» **INSTRUCTION**
Restate the complete material exactly.

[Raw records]
--*--
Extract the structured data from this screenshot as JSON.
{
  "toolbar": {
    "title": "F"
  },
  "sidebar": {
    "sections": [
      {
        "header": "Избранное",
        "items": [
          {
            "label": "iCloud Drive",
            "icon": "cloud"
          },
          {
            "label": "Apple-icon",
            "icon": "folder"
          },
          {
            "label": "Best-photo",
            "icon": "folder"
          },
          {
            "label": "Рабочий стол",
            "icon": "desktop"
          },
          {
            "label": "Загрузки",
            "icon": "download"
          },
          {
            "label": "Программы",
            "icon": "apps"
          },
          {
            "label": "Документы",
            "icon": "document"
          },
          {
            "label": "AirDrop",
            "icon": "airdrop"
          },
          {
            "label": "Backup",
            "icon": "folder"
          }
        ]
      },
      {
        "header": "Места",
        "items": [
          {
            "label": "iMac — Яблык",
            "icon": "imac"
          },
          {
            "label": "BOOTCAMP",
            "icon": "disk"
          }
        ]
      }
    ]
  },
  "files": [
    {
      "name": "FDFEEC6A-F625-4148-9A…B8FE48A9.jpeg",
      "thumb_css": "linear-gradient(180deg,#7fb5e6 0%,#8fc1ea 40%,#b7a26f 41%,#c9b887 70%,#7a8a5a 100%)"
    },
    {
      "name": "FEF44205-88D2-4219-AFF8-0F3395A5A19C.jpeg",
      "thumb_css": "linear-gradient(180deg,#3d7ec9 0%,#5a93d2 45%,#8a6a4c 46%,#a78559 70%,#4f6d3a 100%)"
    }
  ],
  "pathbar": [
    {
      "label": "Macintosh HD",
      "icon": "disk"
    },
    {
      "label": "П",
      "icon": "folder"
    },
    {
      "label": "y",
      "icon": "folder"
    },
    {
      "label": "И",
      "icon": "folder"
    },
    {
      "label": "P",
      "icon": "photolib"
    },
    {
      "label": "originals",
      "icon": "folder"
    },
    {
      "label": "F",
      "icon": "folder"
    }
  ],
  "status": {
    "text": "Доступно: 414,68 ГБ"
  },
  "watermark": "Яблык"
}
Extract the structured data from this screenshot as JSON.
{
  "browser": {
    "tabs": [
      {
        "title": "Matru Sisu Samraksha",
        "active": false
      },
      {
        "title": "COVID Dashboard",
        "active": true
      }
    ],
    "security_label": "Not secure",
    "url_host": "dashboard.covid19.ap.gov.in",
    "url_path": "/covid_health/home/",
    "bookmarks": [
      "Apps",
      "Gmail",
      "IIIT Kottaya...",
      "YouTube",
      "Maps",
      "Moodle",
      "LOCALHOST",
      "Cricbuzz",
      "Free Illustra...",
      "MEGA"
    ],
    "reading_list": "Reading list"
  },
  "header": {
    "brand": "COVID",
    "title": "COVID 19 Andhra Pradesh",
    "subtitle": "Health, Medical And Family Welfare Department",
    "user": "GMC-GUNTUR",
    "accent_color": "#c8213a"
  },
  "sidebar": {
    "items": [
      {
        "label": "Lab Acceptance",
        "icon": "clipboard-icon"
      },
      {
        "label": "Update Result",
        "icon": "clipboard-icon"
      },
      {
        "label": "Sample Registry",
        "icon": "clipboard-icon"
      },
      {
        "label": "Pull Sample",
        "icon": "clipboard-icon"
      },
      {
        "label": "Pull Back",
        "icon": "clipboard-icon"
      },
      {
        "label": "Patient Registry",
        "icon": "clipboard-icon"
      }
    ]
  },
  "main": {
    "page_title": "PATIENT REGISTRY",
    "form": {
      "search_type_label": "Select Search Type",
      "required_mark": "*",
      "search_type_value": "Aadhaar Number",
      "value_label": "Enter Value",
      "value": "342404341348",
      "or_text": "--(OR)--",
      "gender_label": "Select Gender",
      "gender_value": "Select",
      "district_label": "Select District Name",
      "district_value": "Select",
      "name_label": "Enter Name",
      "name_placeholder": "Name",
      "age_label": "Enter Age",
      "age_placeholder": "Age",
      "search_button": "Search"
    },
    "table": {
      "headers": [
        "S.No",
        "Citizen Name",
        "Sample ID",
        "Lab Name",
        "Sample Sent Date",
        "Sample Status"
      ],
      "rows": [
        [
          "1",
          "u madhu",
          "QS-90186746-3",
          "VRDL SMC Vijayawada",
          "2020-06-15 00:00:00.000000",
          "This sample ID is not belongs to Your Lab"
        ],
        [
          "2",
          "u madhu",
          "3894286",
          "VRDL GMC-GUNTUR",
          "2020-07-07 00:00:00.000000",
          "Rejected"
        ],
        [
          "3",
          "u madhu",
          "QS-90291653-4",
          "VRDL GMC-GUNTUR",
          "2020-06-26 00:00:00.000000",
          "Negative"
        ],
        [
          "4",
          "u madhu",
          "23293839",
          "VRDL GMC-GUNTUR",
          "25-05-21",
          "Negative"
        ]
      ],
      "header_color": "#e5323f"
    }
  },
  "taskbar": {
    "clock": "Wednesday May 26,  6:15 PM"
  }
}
--*--
» **TASK RESPONSE**
Extract the structured data from this screenshot as JSON.
{
  "toolbar": {
    "title": "F"
  },
  "sidebar": {
    "sections": [
      {
        "header": "Избранное",
        "items": [
          {
            "label": "iCloud Drive",
            "icon": "cloud"
          },
          {
            "label": "Apple-icon",
            "icon": "folder"
          },
          {
            "label": "Best-photo",
            "icon": "folder"
          },
          {
            "label": "Рабочий стол",
            "icon": "desktop"
          },
          {
            "label": "Загрузки",
            "icon": "download"
          },
          {
            "label": "Программы",
            "icon": "apps"
          },
          {
            "label": "Документы",
            "icon": "document"
          },
          {
            "label": "AirDrop",
            "icon": "airdrop"
          },
          {
            "label": "Backup",
            "icon": "folder"
          }
        ]
      },
      {
        "header": "Места",
        "items": [
          {
            "label": "iMac — Яблык",
            "icon": "imac"
          },
          {
            "label": "BOOTCAMP",
            "icon": "disk"
          }
        ]
      }
    ]
  },
  "files": [
    {
      "name": "FDFEEC6A-F625-4148-9A…B8FE48A9.jpeg",
      "thumb_css": "linear-gradient(180deg,#7fb5e6 0%,#8fc1ea 40%,#b7a26f 41%,#c9b887 70%,#7a8a5a 100%)"
    },
    {
      "name": "FEF44205-88D2-4219-AFF8-0F3395A5A19C.jpeg",
      "thumb_css": "linear-gradient(180deg,#3d7ec9 0%,#5a93d2 45%,#8a6a4c 46%,#a78559 70%,#4f6d3a 100%)"
    }
  ],
  "pathbar": [
    {
      "label": "Macintosh HD",
      "icon": "disk"
    },
    {
      "label": "П",
      "icon": "folder"
    },
    {
      "label": "y",
      "icon": "folder"
    },
    {
      "label": "И",
      "icon": "folder"
    },
    {
      "label": "P",
      "icon": "photolib"
    },
    {
      "label": "originals",
      "icon": "folder"
    },
    {
      "label": "F",
      "icon": "folder"
    }
  ],
  "status": {
    "text": "Доступно: 414,68 ГБ"
  },
  "watermark": "Яблык"
}
Extract the structured data from this screenshot as JSON.
{
  "browser": {
    "tabs": [
      {
        "title": "Matru Sisu Samraksha",
        "active": false
      },
      {
        "title": "COVID Dashboard",
        "active": true
      }
    ],
    "security_label": "Not secure",
    "url_host": "dashboard.covid19.ap.gov.in",
    "url_path": "/covid_health/home/",
    "bookmarks": [
      "Apps",
      "Gmail",
      "IIIT Kottaya...",
      "YouTube",
      "Maps",
      "Moodle",
      "LOCALHOST",
      "Cricbuzz",
      "Free Illustra...",
      "MEGA"
    ],
    "reading_list": "Reading list"
  },
  "header": {
    "brand": "COVID",
    "title": "COVID 19 Andhra Pradesh",
    "subtitle": "Health, Medical And Family Welfare Department",
    "user": "GMC-GUNTUR",
    "accent_color": "#c8213a"
  },
  "sidebar": {
    "items": [
      {
        "label": "Lab Acceptance",
        "icon": "clipboard-icon"
      },
      {
        "label": "Update Result",
        "icon": "clipboard-icon"
      },
      {
        "label": "Sample Registry",
        "icon": "clipboard-icon"
      },
      {
        "label": "Pull Sample",
        "icon": "clipboard-icon"
      },
      {
        "label": "Pull Back",
        "icon": "clipboard-icon"
      },
      {
        "label": "Patient Registry",
        "icon": "clipboard-icon"
      }
    ]
  },
  "main": {
    "page_title": "PATIENT REGISTRY",
    "form": {
      "search_type_label": "Select Search Type",
      "required_mark": "*",
      "search_type_value": "Aadhaar Number",
      "value_label": "Enter Value",
      "value": "342404341348",
      "or_text": "--(OR)--",
      "gender_label": "Select Gender",
      "gender_value": "Select",
      "district_label": "Select District Name",
      "district_value": "Select",
      "name_label": "Enter Name",
      "name_placeholder": "Name",
      "age_label": "Enter Age",
      "age_placeholder": "Age",
      "search_button": "Search"
    },
    "table": {
      "headers": [
        "S.No",
        "Citizen Name",
        "Sample ID",
        "Lab Name",
        "Sample Sent Date",
        "Sample Status"
      ],
      "rows": [
        [
          "1",
          "u madhu",
          "QS-90186746-3",
          "VRDL SMC Vijayawada",
          "2020-06-15 00:00:00.000000",
          "This sample ID is not belongs to Your Lab"
        ],
        [
          "2",
          "u madhu",
          "3894286",
          "VRDL GMC-GUNTUR",
          "2020-07-07 00:00:00.000000",
          "Rejected"
        ],
        [
          "3",
          "u madhu",
          "QS-90291653-4",
          "VRDL GMC-GUNTUR",
          "2020-06-26 00:00:00.000000",
          "Negative"
        ],
        [
          "4",
          "u madhu",
          "23293839",
          "VRDL GMC-GUNTUR",
          "25-05-21",
          "Negative"
        ]
      ],
      "header_color": "#e5323f"
    }
  },
  "taskbar": {
    "clock": "Wednesday May 26,  6:15 PM"
  }
}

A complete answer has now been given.